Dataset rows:
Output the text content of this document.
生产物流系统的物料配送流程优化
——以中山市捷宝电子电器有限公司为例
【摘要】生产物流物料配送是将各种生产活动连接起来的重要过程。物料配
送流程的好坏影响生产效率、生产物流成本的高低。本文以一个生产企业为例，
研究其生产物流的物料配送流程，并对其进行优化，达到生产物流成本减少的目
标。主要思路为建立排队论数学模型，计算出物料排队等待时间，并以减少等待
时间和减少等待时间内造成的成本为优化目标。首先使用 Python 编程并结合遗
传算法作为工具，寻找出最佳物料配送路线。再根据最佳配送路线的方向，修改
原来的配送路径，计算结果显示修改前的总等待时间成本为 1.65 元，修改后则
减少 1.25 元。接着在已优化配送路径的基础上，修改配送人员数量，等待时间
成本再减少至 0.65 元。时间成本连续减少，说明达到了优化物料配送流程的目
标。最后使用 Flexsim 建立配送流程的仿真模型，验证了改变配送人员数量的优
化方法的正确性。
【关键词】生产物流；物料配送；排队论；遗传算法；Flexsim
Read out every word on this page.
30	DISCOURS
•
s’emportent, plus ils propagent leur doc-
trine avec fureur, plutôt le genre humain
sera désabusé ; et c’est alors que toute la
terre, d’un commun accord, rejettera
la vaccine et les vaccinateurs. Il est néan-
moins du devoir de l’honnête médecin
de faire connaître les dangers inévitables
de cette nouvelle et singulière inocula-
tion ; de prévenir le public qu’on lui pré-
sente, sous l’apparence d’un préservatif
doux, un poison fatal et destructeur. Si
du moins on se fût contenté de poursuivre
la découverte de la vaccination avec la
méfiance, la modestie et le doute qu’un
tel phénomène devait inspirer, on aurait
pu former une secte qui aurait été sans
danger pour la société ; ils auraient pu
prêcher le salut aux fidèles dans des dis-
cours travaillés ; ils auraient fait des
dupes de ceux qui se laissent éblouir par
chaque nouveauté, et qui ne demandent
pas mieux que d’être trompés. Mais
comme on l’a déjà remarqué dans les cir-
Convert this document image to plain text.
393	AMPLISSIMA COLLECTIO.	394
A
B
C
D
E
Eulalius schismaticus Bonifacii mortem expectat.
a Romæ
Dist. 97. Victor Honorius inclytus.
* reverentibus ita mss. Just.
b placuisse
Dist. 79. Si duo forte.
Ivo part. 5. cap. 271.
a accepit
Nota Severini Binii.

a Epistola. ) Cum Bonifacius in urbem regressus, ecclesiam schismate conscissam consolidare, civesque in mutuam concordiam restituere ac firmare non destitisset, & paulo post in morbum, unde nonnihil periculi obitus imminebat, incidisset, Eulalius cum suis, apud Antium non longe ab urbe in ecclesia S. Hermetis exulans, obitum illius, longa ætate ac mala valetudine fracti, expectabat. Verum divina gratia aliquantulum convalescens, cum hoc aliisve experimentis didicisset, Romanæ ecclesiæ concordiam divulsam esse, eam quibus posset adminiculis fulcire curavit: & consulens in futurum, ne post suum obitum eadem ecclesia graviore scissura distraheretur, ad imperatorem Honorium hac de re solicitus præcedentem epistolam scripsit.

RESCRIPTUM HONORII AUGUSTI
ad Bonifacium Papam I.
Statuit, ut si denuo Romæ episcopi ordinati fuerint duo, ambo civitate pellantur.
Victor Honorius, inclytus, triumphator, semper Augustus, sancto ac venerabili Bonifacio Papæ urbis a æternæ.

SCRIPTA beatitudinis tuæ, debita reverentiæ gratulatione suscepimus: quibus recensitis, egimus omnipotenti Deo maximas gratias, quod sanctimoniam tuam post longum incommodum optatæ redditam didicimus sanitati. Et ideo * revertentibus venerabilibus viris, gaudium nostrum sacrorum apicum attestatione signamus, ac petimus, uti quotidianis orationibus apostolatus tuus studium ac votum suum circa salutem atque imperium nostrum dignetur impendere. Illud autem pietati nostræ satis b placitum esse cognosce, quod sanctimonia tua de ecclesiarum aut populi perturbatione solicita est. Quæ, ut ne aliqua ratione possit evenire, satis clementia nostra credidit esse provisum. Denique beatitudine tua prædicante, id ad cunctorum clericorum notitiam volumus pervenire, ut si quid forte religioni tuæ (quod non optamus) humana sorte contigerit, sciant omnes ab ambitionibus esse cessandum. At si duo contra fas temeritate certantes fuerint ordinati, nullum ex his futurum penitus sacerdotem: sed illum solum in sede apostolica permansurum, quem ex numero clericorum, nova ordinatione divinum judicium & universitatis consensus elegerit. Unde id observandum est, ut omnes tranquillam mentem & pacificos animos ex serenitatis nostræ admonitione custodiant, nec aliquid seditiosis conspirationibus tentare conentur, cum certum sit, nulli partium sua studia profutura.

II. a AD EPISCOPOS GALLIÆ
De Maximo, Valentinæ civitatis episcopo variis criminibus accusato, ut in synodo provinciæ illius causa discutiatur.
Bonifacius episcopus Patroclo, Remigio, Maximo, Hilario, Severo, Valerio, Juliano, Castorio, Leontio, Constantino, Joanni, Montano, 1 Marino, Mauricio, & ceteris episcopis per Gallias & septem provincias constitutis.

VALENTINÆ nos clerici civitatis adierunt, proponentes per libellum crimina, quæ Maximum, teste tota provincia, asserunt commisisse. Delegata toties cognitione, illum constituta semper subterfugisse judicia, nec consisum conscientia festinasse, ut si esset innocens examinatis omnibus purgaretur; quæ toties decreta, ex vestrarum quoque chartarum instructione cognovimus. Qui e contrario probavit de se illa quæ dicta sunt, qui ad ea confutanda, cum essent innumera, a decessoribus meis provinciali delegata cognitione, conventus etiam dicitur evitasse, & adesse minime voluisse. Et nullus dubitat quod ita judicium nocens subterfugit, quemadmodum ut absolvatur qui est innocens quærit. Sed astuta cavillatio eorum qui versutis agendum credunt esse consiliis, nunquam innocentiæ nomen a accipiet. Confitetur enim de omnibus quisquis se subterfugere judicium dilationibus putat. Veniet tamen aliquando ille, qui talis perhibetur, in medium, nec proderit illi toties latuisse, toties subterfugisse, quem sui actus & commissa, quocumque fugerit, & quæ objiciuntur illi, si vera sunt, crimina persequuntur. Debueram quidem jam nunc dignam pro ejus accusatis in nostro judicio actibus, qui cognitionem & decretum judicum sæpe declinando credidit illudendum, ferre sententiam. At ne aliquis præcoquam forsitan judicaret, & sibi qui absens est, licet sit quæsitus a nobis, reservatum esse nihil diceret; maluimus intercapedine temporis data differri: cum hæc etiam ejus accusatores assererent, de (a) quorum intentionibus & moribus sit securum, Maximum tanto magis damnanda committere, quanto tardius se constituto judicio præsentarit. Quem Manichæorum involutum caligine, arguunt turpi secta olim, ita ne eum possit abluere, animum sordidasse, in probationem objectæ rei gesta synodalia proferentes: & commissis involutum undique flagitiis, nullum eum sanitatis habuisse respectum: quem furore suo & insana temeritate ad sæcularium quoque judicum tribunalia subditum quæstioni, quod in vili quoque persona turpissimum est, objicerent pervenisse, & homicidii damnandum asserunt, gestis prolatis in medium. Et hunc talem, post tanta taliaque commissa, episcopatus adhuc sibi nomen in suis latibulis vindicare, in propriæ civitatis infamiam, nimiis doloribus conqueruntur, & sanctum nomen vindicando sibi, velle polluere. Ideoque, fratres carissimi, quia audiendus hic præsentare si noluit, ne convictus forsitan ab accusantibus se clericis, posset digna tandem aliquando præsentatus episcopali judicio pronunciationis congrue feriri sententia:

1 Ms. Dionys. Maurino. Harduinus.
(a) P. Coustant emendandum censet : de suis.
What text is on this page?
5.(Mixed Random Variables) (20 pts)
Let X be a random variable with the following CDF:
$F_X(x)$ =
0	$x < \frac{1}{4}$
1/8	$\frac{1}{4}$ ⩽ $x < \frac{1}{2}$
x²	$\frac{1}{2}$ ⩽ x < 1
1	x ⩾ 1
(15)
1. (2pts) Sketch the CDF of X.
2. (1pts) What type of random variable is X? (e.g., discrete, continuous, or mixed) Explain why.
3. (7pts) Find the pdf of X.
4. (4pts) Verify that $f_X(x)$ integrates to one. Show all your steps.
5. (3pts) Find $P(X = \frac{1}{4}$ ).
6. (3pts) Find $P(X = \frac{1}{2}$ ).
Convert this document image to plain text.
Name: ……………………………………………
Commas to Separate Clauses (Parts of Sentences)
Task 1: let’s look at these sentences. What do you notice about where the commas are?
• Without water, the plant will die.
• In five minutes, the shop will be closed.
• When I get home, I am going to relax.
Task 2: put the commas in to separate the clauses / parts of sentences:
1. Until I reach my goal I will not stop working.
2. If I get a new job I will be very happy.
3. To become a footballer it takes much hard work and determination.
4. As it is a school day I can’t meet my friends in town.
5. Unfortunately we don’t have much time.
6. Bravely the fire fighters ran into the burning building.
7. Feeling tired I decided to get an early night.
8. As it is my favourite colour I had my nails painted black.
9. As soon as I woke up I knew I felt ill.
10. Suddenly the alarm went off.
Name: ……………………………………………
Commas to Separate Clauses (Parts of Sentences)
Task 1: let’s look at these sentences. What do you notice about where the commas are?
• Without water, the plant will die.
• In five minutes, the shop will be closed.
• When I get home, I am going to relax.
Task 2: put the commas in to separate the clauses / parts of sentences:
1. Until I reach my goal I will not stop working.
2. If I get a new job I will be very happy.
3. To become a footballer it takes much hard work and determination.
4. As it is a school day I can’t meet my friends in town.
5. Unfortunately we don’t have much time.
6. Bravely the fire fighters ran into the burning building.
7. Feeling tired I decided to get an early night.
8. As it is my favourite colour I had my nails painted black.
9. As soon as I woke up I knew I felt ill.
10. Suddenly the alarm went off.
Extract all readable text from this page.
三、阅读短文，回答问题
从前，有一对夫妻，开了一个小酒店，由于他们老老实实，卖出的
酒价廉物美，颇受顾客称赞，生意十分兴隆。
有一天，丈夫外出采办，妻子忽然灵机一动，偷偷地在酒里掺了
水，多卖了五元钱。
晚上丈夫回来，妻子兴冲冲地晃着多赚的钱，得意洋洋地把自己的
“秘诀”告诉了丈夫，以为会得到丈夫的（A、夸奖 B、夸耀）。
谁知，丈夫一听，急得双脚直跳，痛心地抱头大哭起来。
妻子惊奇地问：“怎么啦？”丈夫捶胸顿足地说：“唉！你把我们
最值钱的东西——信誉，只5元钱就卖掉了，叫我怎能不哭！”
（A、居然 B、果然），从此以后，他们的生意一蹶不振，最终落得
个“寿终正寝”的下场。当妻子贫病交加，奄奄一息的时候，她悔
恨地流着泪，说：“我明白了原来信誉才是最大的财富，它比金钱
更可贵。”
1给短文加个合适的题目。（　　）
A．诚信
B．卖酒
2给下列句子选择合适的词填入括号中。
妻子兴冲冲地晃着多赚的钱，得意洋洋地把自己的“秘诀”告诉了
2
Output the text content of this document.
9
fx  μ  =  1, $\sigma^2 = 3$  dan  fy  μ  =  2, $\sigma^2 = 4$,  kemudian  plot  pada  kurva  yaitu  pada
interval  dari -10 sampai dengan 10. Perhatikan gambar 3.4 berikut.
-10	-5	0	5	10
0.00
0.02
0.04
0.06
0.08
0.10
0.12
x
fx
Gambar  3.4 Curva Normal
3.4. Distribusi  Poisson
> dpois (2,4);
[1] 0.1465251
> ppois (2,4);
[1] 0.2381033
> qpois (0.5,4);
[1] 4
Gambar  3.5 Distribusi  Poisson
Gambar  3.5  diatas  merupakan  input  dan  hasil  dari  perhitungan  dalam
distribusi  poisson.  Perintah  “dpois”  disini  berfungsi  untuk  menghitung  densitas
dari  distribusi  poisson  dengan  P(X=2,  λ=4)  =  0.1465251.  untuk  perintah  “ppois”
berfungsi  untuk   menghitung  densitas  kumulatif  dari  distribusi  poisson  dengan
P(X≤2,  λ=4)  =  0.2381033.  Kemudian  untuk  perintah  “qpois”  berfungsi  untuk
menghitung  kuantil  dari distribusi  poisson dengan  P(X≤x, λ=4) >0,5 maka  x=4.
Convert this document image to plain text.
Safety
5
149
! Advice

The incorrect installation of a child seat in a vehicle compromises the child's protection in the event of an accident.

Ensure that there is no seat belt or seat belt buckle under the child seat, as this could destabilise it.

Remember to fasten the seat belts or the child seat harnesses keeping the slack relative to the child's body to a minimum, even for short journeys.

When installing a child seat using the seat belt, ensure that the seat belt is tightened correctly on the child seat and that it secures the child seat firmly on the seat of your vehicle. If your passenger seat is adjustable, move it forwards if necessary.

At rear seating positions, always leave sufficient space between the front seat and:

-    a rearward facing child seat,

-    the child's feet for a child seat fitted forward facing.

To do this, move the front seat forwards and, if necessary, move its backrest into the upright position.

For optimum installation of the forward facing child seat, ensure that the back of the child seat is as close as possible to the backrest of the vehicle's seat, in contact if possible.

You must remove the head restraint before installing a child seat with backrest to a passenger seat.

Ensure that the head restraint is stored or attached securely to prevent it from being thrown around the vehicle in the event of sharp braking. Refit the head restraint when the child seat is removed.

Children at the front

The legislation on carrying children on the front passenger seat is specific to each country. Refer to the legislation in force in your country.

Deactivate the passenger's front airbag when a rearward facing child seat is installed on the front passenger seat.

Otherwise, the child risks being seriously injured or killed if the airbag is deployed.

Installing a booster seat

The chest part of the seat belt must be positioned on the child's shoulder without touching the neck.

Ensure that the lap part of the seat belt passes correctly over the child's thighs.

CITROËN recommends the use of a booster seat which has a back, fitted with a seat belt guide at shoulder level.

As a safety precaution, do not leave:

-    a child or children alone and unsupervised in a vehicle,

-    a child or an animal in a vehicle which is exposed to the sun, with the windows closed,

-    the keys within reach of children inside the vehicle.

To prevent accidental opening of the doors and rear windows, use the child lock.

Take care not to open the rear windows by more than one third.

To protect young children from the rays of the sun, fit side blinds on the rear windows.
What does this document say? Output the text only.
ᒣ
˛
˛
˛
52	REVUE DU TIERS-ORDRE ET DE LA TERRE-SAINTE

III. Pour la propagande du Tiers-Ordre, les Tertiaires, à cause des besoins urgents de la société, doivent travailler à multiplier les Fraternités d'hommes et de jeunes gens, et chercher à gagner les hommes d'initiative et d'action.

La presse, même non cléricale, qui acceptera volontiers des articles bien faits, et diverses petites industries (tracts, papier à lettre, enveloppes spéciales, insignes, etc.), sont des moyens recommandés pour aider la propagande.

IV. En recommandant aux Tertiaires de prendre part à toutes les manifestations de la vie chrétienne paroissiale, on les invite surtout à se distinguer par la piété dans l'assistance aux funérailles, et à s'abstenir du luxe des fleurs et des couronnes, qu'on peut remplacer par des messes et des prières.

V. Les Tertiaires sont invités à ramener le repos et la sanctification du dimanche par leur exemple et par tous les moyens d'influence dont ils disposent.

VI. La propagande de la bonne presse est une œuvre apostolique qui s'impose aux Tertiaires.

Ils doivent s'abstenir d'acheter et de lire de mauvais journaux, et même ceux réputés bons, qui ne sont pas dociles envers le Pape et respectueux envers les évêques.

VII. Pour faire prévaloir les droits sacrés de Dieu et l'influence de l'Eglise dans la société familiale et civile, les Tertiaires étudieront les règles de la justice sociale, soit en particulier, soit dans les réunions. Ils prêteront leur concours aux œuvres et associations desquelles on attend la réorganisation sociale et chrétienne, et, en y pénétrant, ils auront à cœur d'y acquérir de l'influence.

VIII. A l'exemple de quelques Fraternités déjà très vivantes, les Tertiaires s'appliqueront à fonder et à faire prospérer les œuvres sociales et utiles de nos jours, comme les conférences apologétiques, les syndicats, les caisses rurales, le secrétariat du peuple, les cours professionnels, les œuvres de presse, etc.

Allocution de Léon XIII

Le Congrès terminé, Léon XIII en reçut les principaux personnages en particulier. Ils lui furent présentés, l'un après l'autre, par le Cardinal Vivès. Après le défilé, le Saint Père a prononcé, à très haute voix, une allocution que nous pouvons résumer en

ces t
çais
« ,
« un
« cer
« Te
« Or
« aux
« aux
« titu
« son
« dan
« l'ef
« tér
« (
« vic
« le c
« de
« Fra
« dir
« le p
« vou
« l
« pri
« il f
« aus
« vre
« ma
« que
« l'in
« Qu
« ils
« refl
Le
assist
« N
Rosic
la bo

What is being asked: Only a number is wanted here: how many lines in the data above include the string "déjà"?

Correct result: 2